# WHAT THE EXERCISE ASKS:
Please report every line from the material that contains the word "المطبوع".

Start EXTRACTED ENTRIES

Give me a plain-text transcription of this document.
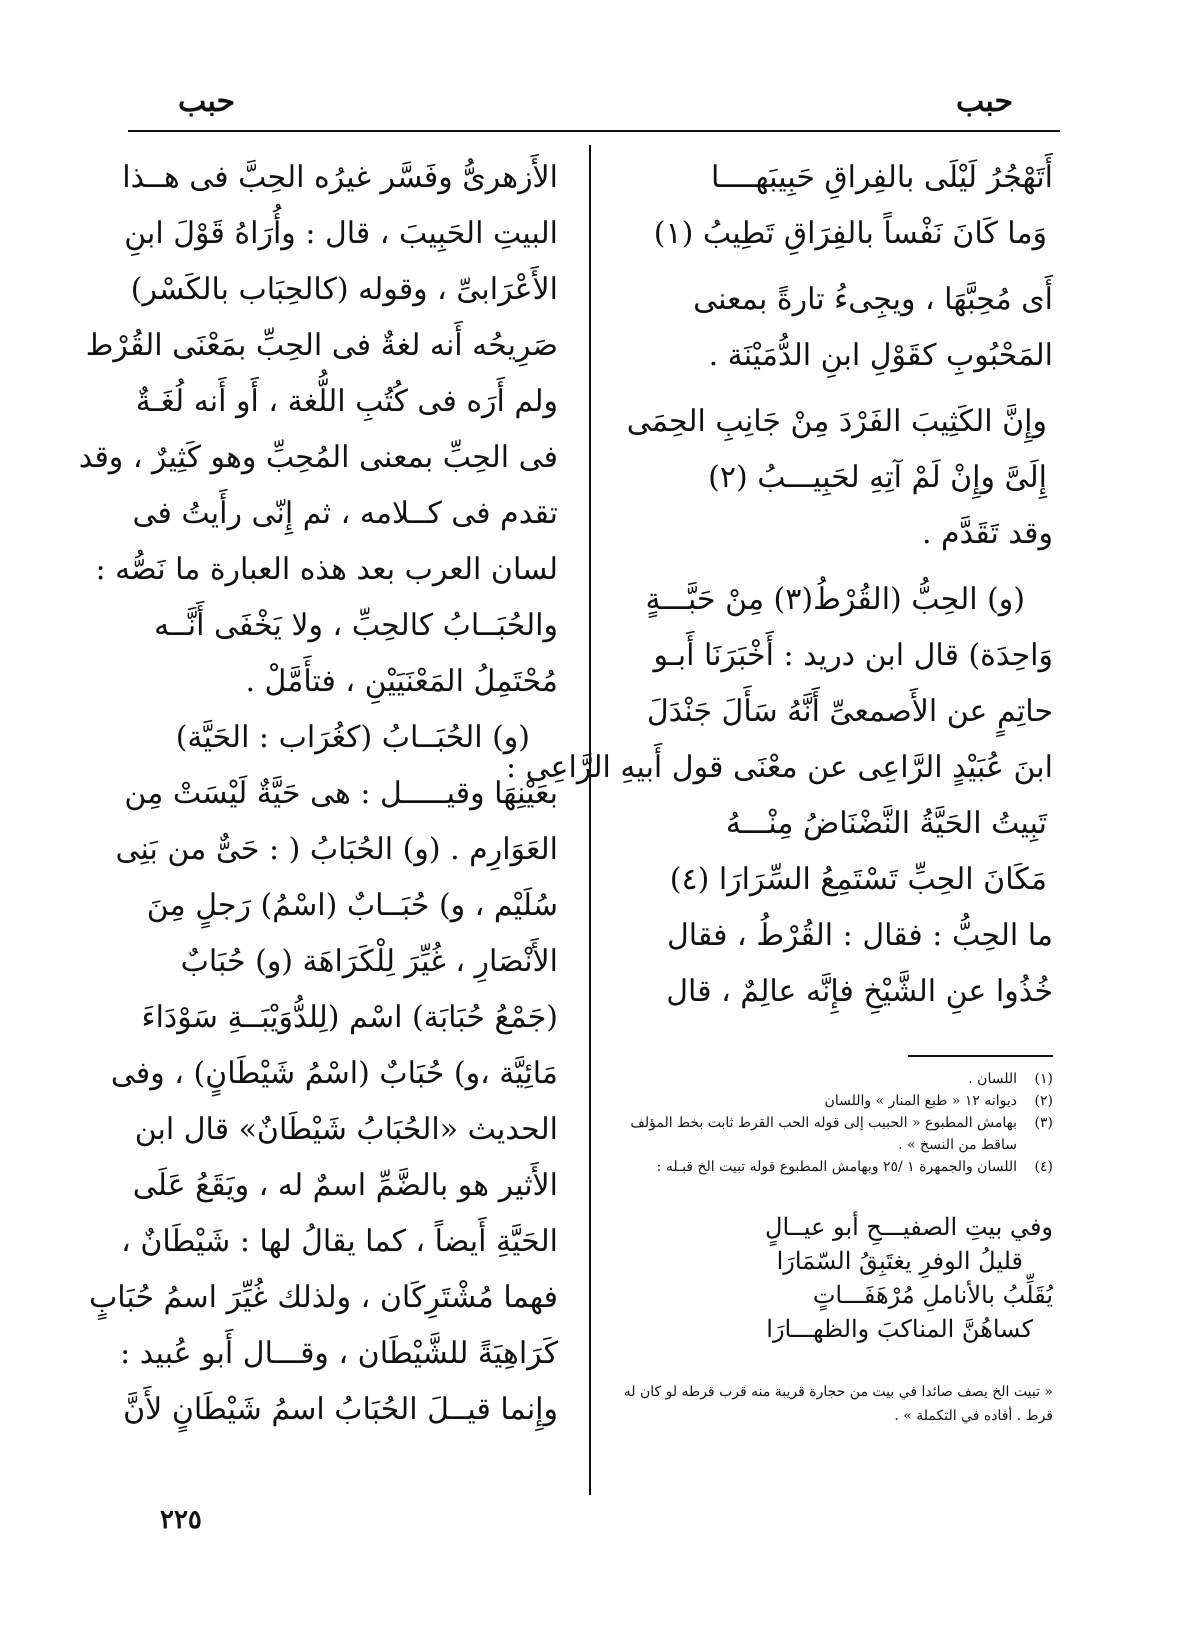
حبب
حبب
أَتَهْجُرُ لَيْلَى بالفِراقِ حَبِيبَهــــا
وَما كَانَ نَفْساً بالفِرَاقِ تَطِيبُ (١)
أَى مُحِبَّهَا ، ويجِىءُ تارةً بمعنى
المَحْبُوبِ كقَوْلِ ابنِ الدُّمَيْنَة .
وإِنَّ الكَثِيبَ الفَرْدَ مِنْ جَانِبِ الحِمَى
إِلَىَّ وإِنْ لَمْ آتِهِ لحَبِيـــبُ (٢)
وقد تَقَدَّم .
(و) الحِبُّ (القُرْطُ(٣) مِنْ حَبَّـــةٍ
وَاحِدَة) قال ابن دريد : أَخْبَرَنَا أَبـو
حاتِمٍ عن الأَصمعىِّ أَنَّهُ سَأَلَ جَنْدَلَ
ابنَ عُبَيْدٍ الرَّاعِى عن معْنَى قول أَبيهِ الرَّاعِى :
تَبِيتُ الحَيَّةُ النَّضْنَاضُ مِنْـــهُ
مَكَانَ الحِبِّ تَسْتَمِعُ السِّرَارَا (٤)
ما الحِبُّ : فقال : القُرْطُ ، فقال
خُذُوا عنِ الشَّيْخِ فإِنَّه عالِمٌ ، قال
الأَزهرىُّ وفَسَّر غيرُه الحِبَّ فى هــذا
البيتِ الحَبِيبَ ، قال : وأُرَاهُ قَوْلَ ابنِ
الأَعْرَابىِّ ، وقوله (كالحِبَاب بالكَسْر)
صَرِيحُه أَنه لغةٌ فى الحِبِّ بمَعْنَى القُرْط
ولم أَرَه فى كُتُبِ اللُّغة ، أَو أَنه لُغَـةٌ
فى الحِبِّ بمعنى المُحِبِّ وهو كَثِيرٌ ، وقد
تقدم فى كــلامه ، ثم إِنّى رأَيتُ فى
لسان العرب بعد هذه العبارة ما نَصُّه :
والحُبَــابُ كالحِبِّ ، ولا يَخْفَى أَنَّــه
مُحْتَمِلُ المَعْنَيَيْنِ ، فتأَمَّلْ .
(و) الحُبَــابُ (كغُرَاب : الحَيَّة)
بعَيْنِهَا وقيـــــل : هى حَيَّةٌ لَيْسَتْ مِن
العَوَارِم . (و) الحُبَابُ ( : حَىٌّ من بَنِى
سُلَيْم ، و) حُبَــابٌ (اسْمُ) رَجلٍ مِنَ
الأَنْصَارِ ، غُيِّرَ لِلْكَرَاهَة (و) حُبَابٌ
(جَمْعُ حُبَابَة) اسْم (لِلدُّوَيْبَــةِ سَوْدَاءَ
مَائِيَّة ،و) حُبَابٌ (اسْمُ شَيْطَانٍ) ، وفى
الحديث «الحُبَابُ شَيْطَانٌ» قال ابن
الأَثير هو بالضَّمِّ اسمٌ له ، ويَقَعُ عَلَى
الحَيَّةِ أَيضاً ، كما يقالُ لها : شَيْطَانٌ ،
فهما مُشْتَرِكَان ، ولذلك غُيِّرَ اسمُ حُبَابٍ
كَرَاهِيَةً للشَّيْطَان ، وقـــال أَبو عُبيد :
وإِنما قيــلَ الحُبَابُ اسمُ شَيْطَانٍ لأَنَّ
(١)
اللسان .
(٢)
ديوانه ١٢ « طبع المنار » واللسان
(٣)
بهامش المطبوع « الحبيب إلى قوله الحب القرط ثابت بخط المؤلف ساقط من النسخ » .
(٤)
اللسان والجمهرة ١ /٢٥ وبهامش المطبوع قوله تبيت الخ قبـله :
وفي بيتِ الصفيـــحِ أبو عيــالٍ
قليلُ الوفرِ يغتَبِقُ السّمَارَا
يُقَلِّبُ بالأناملِ مُرْهَفَـــاتٍ
كساهُنَّ المناكبَ والظهـــارَا
« تبيت الخ يصف صائدا في بيت من حجارة قريبة منه قرب قرطه لو كان له قرط . أفاده في التكملة » .
٢٢٥
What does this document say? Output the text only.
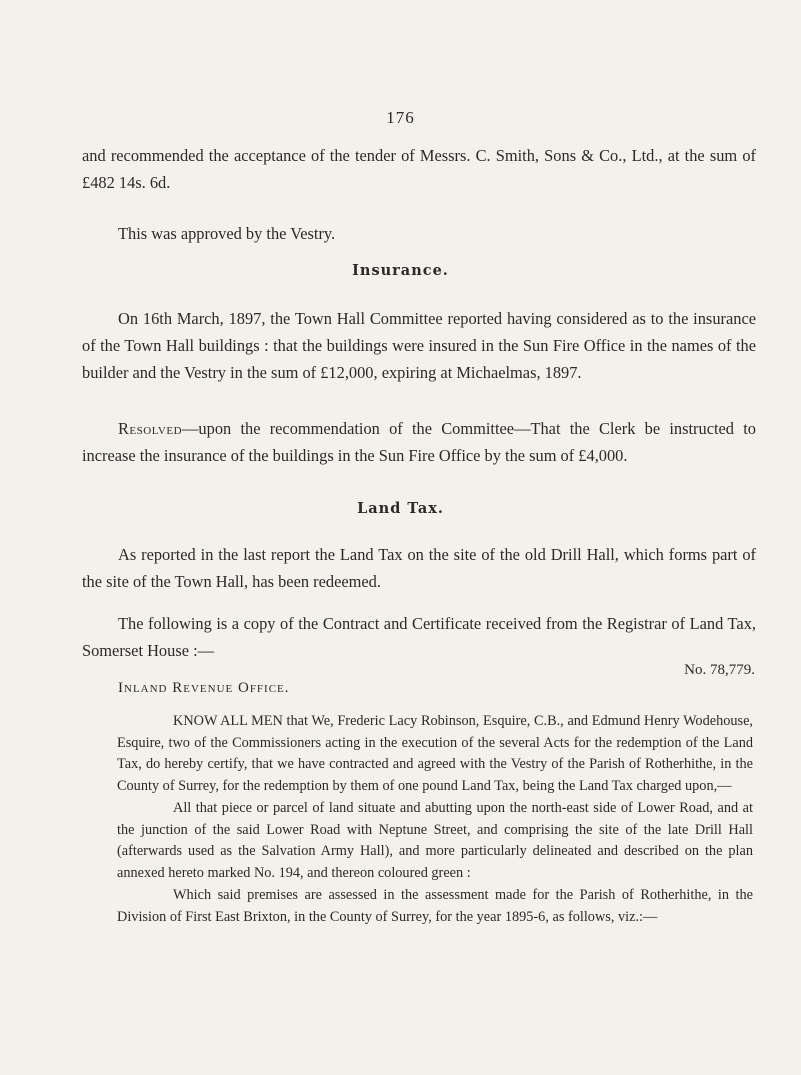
176
and recommended the acceptance of the tender of Messrs. C. Smith, Sons & Co., Ltd., at the sum of £482 14s. 6d.
This was approved by the Vestry.
Insurance.
On 16th March, 1897, the Town Hall Committee reported having considered as to the insurance of the Town Hall buildings : that the buildings were insured in the Sun Fire Office in the names of the builder and the Vestry in the sum of £12,000, expiring at Michaelmas, 1897.
Resolved—upon the recommendation of the Committee—That the Clerk be instructed to increase the insurance of the buildings in the Sun Fire Office by the sum of £4,000.
Land Tax.
As reported in the last report the Land Tax on the site of the old Drill Hall, which forms part of the site of the Town Hall, has been redeemed.
The following is a copy of the Contract and Certificate received from the Registrar of Land Tax, Somerset House :—
No. 78,779.
Inland Revenue Office.

KNOW ALL MEN that We, Frederic Lacy Robinson, Esquire, C.B., and Edmund Henry Wodehouse, Esquire, two of the Commissioners acting in the execution of the several Acts for the redemption of the Land Tax, do hereby certify, that we have contracted and agreed with the Vestry of the Parish of Rotherhithe, in the County of Surrey, for the redemption by them of one pound Land Tax, being the Land Tax charged upon,—

All that piece or parcel of land situate and abutting upon the north-east side of Lower Road, and at the junction of the said Lower Road with Neptune Street, and comprising the site of the late Drill Hall (afterwards used as the Salvation Army Hall), and more particularly delineated and described on the plan annexed hereto marked No. 194, and thereon coloured green :

Which said premises are assessed in the assessment made for the Parish of Rotherhithe, in the Division of First East Brixton, in the County of Surrey, for the year 1895-6, as follows, viz.:—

End EXTRACTED ENTRIES

# EXERCISE ANSWER:
بهامش المطبوع « الحبيب إلى قوله الحب القرط ثابت بخط المؤلف ساقط من النسخ » .
اللسان والجمهرة ١ /٢٥ وبهامش المطبوع قوله تبيت الخ قبـله :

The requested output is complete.